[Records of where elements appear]
%%
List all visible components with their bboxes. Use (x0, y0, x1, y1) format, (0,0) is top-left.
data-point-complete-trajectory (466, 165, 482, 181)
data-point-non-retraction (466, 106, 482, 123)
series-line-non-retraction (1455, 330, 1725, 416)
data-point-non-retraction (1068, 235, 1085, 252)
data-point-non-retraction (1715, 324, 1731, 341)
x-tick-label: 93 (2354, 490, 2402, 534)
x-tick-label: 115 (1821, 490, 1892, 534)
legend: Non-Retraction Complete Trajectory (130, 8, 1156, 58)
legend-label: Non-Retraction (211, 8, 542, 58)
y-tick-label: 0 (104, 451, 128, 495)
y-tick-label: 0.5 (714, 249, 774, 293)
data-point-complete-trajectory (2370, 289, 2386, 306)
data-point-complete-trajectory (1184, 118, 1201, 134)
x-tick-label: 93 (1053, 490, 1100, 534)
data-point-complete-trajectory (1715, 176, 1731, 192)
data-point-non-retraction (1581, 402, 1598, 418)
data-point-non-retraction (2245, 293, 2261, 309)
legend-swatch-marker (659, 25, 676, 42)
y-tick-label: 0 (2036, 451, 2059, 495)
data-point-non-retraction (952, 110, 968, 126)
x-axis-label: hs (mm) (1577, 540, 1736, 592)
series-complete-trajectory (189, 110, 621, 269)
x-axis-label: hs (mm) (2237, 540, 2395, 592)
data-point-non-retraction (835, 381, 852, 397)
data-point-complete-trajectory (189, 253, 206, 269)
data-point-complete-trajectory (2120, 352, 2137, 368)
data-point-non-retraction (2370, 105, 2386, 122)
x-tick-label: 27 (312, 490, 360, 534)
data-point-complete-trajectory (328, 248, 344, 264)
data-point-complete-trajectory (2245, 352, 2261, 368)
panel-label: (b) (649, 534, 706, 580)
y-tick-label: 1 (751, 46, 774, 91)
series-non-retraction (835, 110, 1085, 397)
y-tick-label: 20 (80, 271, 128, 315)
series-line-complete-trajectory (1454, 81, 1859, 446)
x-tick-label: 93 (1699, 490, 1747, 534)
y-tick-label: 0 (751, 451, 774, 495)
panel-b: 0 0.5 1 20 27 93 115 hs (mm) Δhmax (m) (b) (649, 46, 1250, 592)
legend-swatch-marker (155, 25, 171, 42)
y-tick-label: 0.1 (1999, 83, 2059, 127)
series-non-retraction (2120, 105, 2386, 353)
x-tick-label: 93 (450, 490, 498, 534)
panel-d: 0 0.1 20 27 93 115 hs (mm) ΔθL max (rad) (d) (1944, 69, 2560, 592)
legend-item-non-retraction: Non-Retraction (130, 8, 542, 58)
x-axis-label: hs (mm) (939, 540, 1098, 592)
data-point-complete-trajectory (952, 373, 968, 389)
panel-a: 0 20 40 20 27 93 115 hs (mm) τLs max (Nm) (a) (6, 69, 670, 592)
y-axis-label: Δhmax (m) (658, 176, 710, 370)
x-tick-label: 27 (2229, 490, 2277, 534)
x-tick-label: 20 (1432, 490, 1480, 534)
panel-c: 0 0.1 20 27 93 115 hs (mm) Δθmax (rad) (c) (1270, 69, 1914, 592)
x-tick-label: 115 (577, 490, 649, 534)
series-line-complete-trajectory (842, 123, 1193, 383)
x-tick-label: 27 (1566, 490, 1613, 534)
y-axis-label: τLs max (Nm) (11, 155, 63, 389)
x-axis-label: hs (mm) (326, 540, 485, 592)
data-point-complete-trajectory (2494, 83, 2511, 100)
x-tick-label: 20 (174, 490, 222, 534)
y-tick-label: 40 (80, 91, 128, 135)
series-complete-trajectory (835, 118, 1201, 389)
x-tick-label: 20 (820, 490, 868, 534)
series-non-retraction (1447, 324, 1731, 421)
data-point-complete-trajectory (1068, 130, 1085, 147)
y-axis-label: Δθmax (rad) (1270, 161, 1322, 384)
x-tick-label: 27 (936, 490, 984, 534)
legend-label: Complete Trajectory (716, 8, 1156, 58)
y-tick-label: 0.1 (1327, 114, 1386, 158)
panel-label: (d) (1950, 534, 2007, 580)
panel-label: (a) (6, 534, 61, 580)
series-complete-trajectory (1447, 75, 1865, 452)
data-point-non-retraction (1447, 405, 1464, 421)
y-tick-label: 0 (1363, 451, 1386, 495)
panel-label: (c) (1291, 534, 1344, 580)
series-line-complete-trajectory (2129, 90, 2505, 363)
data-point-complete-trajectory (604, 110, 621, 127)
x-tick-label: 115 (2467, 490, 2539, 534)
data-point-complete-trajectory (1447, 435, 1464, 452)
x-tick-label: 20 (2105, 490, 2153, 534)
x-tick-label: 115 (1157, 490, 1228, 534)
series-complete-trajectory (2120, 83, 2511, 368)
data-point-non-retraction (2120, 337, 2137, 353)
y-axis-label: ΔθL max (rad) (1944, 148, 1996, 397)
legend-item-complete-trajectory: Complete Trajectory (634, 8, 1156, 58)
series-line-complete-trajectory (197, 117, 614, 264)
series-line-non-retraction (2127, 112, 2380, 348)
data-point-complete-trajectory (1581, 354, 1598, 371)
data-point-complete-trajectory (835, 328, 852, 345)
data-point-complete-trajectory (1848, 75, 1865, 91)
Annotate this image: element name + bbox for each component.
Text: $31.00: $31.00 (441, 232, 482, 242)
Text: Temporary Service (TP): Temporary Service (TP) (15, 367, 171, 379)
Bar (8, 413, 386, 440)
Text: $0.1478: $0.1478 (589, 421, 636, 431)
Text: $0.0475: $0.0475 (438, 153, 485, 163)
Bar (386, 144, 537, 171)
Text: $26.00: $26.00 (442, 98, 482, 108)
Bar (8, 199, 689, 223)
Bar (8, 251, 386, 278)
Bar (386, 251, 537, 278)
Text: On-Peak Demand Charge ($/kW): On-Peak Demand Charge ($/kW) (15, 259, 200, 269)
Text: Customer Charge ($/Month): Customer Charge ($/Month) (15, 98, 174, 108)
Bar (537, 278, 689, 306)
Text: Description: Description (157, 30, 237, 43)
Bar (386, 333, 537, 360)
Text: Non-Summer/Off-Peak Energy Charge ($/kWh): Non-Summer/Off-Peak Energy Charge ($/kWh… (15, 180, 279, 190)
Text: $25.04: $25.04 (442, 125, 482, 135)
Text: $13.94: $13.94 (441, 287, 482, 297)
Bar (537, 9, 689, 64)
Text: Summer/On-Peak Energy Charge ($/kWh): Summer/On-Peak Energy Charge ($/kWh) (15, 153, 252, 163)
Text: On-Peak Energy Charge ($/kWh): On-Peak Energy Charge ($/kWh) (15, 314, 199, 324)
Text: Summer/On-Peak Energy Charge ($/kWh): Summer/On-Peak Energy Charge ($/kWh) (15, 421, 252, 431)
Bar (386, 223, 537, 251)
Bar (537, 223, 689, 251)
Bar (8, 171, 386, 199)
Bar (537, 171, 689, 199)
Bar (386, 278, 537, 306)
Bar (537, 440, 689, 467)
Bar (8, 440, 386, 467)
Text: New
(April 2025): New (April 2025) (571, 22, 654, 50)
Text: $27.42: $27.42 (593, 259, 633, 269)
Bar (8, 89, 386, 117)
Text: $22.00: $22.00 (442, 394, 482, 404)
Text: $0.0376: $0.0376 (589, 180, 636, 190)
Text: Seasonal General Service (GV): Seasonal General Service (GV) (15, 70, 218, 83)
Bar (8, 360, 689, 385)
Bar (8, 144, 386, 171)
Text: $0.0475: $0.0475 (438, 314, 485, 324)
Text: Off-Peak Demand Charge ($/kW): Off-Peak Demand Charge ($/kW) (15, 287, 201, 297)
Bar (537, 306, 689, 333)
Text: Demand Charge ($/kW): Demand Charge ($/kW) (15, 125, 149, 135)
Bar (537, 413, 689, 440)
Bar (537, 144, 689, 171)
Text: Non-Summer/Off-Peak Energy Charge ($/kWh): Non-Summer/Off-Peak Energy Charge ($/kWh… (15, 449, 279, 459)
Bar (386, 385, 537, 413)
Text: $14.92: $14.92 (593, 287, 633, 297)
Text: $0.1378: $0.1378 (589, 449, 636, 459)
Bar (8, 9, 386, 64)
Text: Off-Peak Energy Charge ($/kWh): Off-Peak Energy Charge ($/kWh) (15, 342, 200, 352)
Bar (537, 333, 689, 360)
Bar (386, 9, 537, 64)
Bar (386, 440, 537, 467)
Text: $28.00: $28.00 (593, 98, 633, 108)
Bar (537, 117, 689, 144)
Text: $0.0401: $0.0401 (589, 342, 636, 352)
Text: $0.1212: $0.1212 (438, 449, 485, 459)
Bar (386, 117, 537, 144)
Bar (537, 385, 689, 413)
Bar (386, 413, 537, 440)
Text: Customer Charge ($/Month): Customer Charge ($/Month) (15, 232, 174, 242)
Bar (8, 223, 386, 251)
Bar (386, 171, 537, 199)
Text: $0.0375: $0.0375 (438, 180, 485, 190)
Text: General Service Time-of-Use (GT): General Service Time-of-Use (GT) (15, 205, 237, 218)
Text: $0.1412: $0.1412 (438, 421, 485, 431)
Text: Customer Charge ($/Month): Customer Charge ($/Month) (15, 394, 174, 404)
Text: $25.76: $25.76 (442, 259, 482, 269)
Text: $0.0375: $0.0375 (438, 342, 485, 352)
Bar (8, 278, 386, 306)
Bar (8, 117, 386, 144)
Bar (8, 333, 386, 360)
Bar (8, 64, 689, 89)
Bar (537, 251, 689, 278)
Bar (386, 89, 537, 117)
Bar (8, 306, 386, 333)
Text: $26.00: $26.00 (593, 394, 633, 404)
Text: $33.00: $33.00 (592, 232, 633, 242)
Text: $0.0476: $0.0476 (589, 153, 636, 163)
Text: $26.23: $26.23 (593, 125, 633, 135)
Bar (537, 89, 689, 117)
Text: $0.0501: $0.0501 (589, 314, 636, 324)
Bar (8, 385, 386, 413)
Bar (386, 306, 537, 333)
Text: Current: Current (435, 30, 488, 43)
%%
> **Exercise requirements**
Return the records above word for word, from the first line up to and including the line with "y-tick-label: 0.5 (714, 249, 774, 293)".

> **In response**
List all visible components with their bboxes. Use (x0, y0, x1, y1) format, (0,0) is top-left.
data-point-complete-trajectory (466, 165, 482, 181)
data-point-non-retraction (466, 106, 482, 123)
series-line-non-retraction (1455, 330, 1725, 416)
data-point-non-retraction (1068, 235, 1085, 252)
data-point-non-retraction (1715, 324, 1731, 341)
x-tick-label: 93 (2354, 490, 2402, 534)
x-tick-label: 115 (1821, 490, 1892, 534)
legend: Non-Retraction Complete Trajectory (130, 8, 1156, 58)
legend-label: Non-Retraction (211, 8, 542, 58)
y-tick-label: 0 (104, 451, 128, 495)
y-tick-label: 0.5 (714, 249, 774, 293)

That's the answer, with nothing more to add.